- **SOURCE MATERIAL**:

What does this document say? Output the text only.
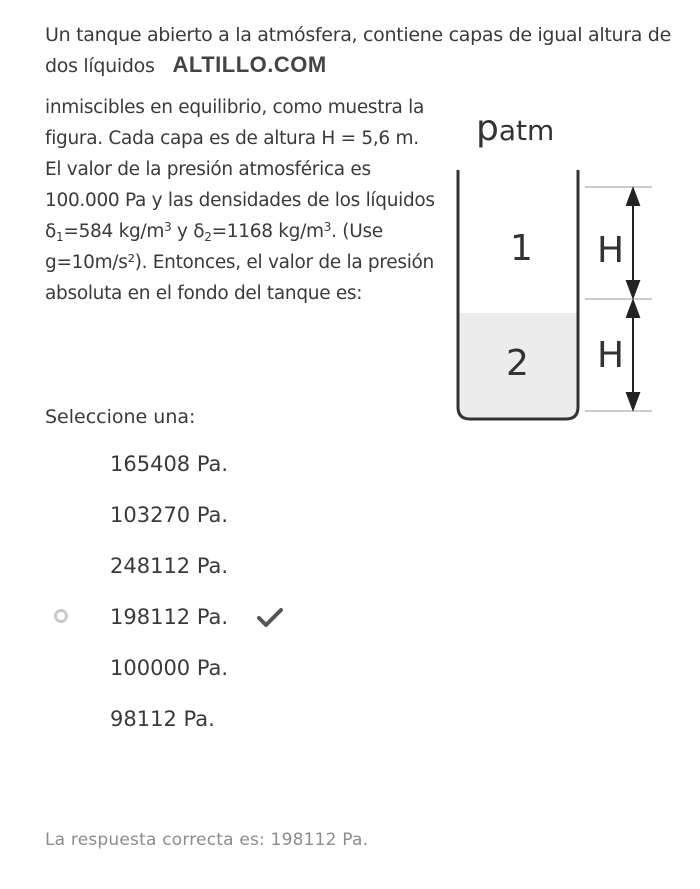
Un tanque abierto a la atmósfera, contiene capas de igual altura de dos líquidos ALTILLO.COM
inmiscibles en equilibrio, como muestra la figura. Cada capa es de altura H = 5,6 m. El valor de la presión atmosférica es 100.000 Pa y las densidades de los líquidos $\delta_1=584$ $kg/m^3$ y $\delta_2=1168$ $kg/m^3$. (Use g=10m/s²). Entonces, el valor de la presión absoluta en el fondo del tanque es:
patm
1
2
H
H
Seleccione una:
165408 Pa.
103270 Pa.
248112 Pa.
198112 Pa.
100000 Pa.
98112 Pa.
La respuesta correcta es: 198112 Pa.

- **THE TASK**: Gather each line from the entries above that includes the word "tanque".

- **THE COMPLETED TASK**:
Un tanque abierto a la atmósfera, contiene capas de igual altura de dos líquidos ALTILLO.COM
inmiscibles en equilibrio, como muestra la figura. Cada capa es de altura H = 5,6 m. El valor de la presión atmosférica es 100.000 Pa y las densidades de los líquidos $\delta_1=584$ $kg/m^3$ y $\delta_2=1168$ $kg/m^3$. (Use g=10m/s²). Entonces, el valor de la presión absoluta en el fondo del tanque es:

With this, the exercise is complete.